Extracted records -
** Start **
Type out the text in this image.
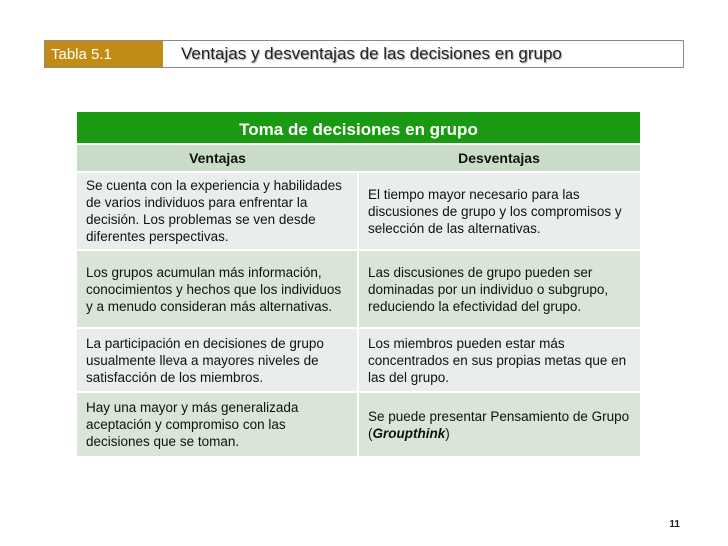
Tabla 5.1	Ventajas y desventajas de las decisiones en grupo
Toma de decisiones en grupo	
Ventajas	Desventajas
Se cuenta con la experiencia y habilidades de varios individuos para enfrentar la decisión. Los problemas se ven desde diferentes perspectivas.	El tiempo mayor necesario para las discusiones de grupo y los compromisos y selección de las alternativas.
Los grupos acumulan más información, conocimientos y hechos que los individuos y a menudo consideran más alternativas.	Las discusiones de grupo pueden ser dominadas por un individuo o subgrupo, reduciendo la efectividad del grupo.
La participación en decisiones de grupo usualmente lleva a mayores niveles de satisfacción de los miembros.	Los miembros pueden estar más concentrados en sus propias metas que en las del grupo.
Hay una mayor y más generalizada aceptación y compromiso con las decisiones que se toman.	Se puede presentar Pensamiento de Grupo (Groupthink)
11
** End **
What is required -
From the data above, gather every line that includes the word "Ventajas".

Full answer -
Tabla 5.1	Ventajas y desventajas de las decisiones en grupo
Ventajas	Desventajas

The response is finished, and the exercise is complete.